— Aim —
Write out the full listing exactly as given, minus the images.

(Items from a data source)
------------------------

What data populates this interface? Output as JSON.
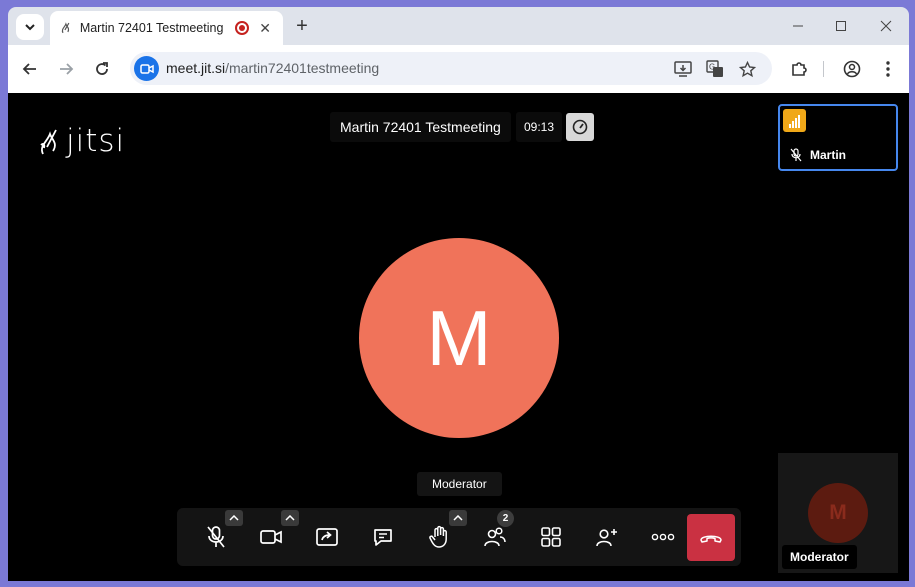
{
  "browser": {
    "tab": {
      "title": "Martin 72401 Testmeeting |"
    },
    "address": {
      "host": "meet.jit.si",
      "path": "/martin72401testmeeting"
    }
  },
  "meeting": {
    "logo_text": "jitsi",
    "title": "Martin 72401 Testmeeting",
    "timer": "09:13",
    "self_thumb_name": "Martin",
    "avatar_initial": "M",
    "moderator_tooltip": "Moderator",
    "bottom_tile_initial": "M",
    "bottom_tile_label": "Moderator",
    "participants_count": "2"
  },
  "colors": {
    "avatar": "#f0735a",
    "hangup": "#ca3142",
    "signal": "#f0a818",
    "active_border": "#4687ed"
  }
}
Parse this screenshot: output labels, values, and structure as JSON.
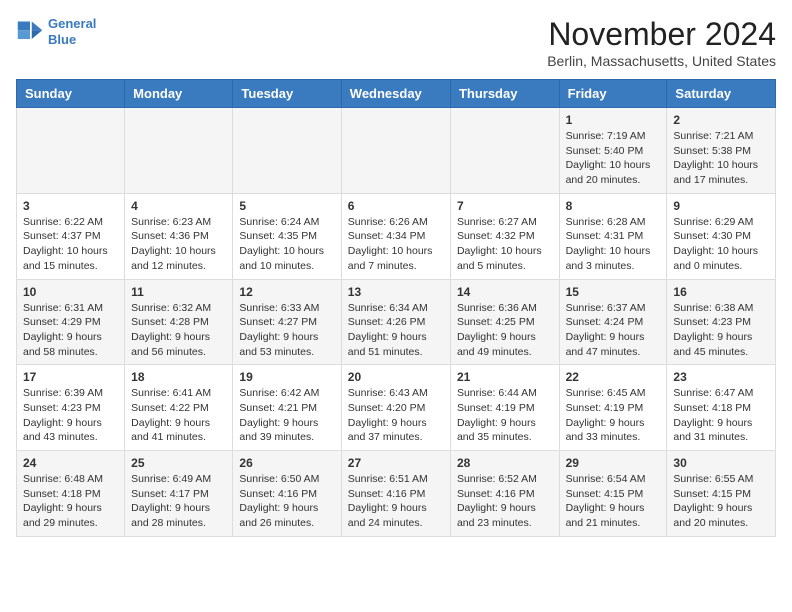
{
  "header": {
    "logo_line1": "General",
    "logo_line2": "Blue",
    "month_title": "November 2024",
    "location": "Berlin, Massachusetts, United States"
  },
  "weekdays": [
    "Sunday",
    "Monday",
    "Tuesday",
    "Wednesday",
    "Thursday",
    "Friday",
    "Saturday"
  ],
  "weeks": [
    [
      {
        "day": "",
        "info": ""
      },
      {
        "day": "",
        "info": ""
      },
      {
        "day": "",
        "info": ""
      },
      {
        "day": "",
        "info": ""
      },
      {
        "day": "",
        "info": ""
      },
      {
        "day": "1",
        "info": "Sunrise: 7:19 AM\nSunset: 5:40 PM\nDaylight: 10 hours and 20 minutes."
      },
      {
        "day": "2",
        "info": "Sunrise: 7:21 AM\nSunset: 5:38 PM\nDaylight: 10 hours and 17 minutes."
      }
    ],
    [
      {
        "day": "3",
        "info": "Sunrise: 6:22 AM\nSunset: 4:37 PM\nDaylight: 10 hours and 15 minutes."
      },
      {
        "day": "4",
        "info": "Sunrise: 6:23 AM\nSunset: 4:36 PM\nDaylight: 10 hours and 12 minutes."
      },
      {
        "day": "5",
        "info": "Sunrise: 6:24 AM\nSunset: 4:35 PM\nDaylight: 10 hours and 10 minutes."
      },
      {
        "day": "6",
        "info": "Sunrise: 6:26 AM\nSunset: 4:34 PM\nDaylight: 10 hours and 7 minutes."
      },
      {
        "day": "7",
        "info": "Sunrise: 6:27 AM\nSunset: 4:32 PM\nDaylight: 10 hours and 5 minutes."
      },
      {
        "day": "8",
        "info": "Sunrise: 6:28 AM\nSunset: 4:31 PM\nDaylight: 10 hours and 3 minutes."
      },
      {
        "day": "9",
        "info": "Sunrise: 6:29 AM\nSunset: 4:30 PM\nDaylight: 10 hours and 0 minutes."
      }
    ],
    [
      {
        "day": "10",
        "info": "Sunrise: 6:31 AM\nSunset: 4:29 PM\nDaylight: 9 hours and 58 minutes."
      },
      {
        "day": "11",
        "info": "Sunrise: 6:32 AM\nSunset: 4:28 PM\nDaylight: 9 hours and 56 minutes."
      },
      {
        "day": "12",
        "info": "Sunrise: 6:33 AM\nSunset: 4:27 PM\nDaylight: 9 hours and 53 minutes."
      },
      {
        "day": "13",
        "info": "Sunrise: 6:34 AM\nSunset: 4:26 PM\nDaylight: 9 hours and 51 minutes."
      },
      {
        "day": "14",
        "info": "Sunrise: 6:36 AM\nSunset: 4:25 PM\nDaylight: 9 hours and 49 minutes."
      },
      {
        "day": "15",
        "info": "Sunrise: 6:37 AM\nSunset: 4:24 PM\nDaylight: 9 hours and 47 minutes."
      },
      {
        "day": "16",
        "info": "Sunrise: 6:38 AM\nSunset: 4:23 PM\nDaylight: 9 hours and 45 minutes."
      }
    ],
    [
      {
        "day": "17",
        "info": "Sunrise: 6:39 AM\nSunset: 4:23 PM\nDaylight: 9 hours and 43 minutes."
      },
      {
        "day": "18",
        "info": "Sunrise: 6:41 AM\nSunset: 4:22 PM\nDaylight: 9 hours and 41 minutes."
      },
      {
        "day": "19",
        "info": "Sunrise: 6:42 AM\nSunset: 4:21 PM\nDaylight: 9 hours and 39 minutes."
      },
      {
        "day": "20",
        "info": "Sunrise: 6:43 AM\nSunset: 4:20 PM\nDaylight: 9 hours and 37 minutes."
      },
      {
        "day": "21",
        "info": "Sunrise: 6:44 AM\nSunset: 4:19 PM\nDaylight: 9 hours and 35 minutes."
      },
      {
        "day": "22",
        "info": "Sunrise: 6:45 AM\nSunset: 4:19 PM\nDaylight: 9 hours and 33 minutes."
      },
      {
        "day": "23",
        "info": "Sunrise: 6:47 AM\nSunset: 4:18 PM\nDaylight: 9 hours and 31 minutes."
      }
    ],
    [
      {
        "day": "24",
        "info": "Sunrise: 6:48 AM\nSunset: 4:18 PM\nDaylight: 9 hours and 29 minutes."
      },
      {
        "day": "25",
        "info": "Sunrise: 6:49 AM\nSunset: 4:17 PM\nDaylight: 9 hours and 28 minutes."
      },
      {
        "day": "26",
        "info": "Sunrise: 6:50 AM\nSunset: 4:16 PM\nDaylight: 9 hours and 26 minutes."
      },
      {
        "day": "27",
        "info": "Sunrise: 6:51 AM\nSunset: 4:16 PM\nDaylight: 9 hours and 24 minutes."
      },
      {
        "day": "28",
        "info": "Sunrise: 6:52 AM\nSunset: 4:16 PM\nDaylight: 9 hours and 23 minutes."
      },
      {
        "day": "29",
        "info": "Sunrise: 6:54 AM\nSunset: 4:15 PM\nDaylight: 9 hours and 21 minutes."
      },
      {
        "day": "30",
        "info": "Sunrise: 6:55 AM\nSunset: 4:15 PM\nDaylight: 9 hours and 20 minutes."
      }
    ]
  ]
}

------------------------

— Output for this task —
What data populates this interface? Output as JSON.
{
  "browser": {
    "tab": {
      "title": "Martin 72401 Testmeeting |"
    },
    "address": {
      "host": "meet.jit.si",
      "path": "/martin72401testmeeting"
    }
  },
  "meeting": {
    "logo_text": "jitsi",
    "title": "Martin 72401 Testmeeting",
    "timer": "09:13",
    "self_thumb_name": "Martin",
    "avatar_initial": "M",
    "moderator_tooltip": "Moderator",
    "bottom_tile_initial": "M",
    "bottom_tile_label": "Moderator",
    "participants_count": "2"
  },
  "colors": {
    "avatar": "#f0735a",
    "hangup": "#ca3142",
    "signal": "#f0a818",
    "active_border": "#4687ed"
  }
}
Parse this screenshot: output labels, values, and structure as JSON.
{
  "header": {
    "logo_line1": "General",
    "logo_line2": "Blue",
    "month_title": "November 2024",
    "location": "Berlin, Massachusetts, United States"
  },
  "weekdays": [
    "Sunday",
    "Monday",
    "Tuesday",
    "Wednesday",
    "Thursday",
    "Friday",
    "Saturday"
  ],
  "weeks": [
    [
      {
        "day": "",
        "info": ""
      },
      {
        "day": "",
        "info": ""
      },
      {
        "day": "",
        "info": ""
      },
      {
        "day": "",
        "info": ""
      },
      {
        "day": "",
        "info": ""
      },
      {
        "day": "1",
        "info": "Sunrise: 7:19 AM\nSunset: 5:40 PM\nDaylight: 10 hours and 20 minutes."
      },
      {
        "day": "2",
        "info": "Sunrise: 7:21 AM\nSunset: 5:38 PM\nDaylight: 10 hours and 17 minutes."
      }
    ],
    [
      {
        "day": "3",
        "info": "Sunrise: 6:22 AM\nSunset: 4:37 PM\nDaylight: 10 hours and 15 minutes."
      },
      {
        "day": "4",
        "info": "Sunrise: 6:23 AM\nSunset: 4:36 PM\nDaylight: 10 hours and 12 minutes."
      },
      {
        "day": "5",
        "info": "Sunrise: 6:24 AM\nSunset: 4:35 PM\nDaylight: 10 hours and 10 minutes."
      },
      {
        "day": "6",
        "info": "Sunrise: 6:26 AM\nSunset: 4:34 PM\nDaylight: 10 hours and 7 minutes."
      },
      {
        "day": "7",
        "info": "Sunrise: 6:27 AM\nSunset: 4:32 PM\nDaylight: 10 hours and 5 minutes."
      },
      {
        "day": "8",
        "info": "Sunrise: 6:28 AM\nSunset: 4:31 PM\nDaylight: 10 hours and 3 minutes."
      },
      {
        "day": "9",
        "info": "Sunrise: 6:29 AM\nSunset: 4:30 PM\nDaylight: 10 hours and 0 minutes."
      }
    ],
    [
      {
        "day": "10",
        "info": "Sunrise: 6:31 AM\nSunset: 4:29 PM\nDaylight: 9 hours and 58 minutes."
      },
      {
        "day": "11",
        "info": "Sunrise: 6:32 AM\nSunset: 4:28 PM\nDaylight: 9 hours and 56 minutes."
      },
      {
        "day": "12",
        "info": "Sunrise: 6:33 AM\nSunset: 4:27 PM\nDaylight: 9 hours and 53 minutes."
      },
      {
        "day": "13",
        "info": "Sunrise: 6:34 AM\nSunset: 4:26 PM\nDaylight: 9 hours and 51 minutes."
      },
      {
        "day": "14",
        "info": "Sunrise: 6:36 AM\nSunset: 4:25 PM\nDaylight: 9 hours and 49 minutes."
      },
      {
        "day": "15",
        "info": "Sunrise: 6:37 AM\nSunset: 4:24 PM\nDaylight: 9 hours and 47 minutes."
      },
      {
        "day": "16",
        "info": "Sunrise: 6:38 AM\nSunset: 4:23 PM\nDaylight: 9 hours and 45 minutes."
      }
    ],
    [
      {
        "day": "17",
        "info": "Sunrise: 6:39 AM\nSunset: 4:23 PM\nDaylight: 9 hours and 43 minutes."
      },
      {
        "day": "18",
        "info": "Sunrise: 6:41 AM\nSunset: 4:22 PM\nDaylight: 9 hours and 41 minutes."
      },
      {
        "day": "19",
        "info": "Sunrise: 6:42 AM\nSunset: 4:21 PM\nDaylight: 9 hours and 39 minutes."
      },
      {
        "day": "20",
        "info": "Sunrise: 6:43 AM\nSunset: 4:20 PM\nDaylight: 9 hours and 37 minutes."
      },
      {
        "day": "21",
        "info": "Sunrise: 6:44 AM\nSunset: 4:19 PM\nDaylight: 9 hours and 35 minutes."
      },
      {
        "day": "22",
        "info": "Sunrise: 6:45 AM\nSunset: 4:19 PM\nDaylight: 9 hours and 33 minutes."
      },
      {
        "day": "23",
        "info": "Sunrise: 6:47 AM\nSunset: 4:18 PM\nDaylight: 9 hours and 31 minutes."
      }
    ],
    [
      {
        "day": "24",
        "info": "Sunrise: 6:48 AM\nSunset: 4:18 PM\nDaylight: 9 hours and 29 minutes."
      },
      {
        "day": "25",
        "info": "Sunrise: 6:49 AM\nSunset: 4:17 PM\nDaylight: 9 hours and 28 minutes."
      },
      {
        "day": "26",
        "info": "Sunrise: 6:50 AM\nSunset: 4:16 PM\nDaylight: 9 hours and 26 minutes."
      },
      {
        "day": "27",
        "info": "Sunrise: 6:51 AM\nSunset: 4:16 PM\nDaylight: 9 hours and 24 minutes."
      },
      {
        "day": "28",
        "info": "Sunrise: 6:52 AM\nSunset: 4:16 PM\nDaylight: 9 hours and 23 minutes."
      },
      {
        "day": "29",
        "info": "Sunrise: 6:54 AM\nSunset: 4:15 PM\nDaylight: 9 hours and 21 minutes."
      },
      {
        "day": "30",
        "info": "Sunrise: 6:55 AM\nSunset: 4:15 PM\nDaylight: 9 hours and 20 minutes."
      }
    ]
  ]
}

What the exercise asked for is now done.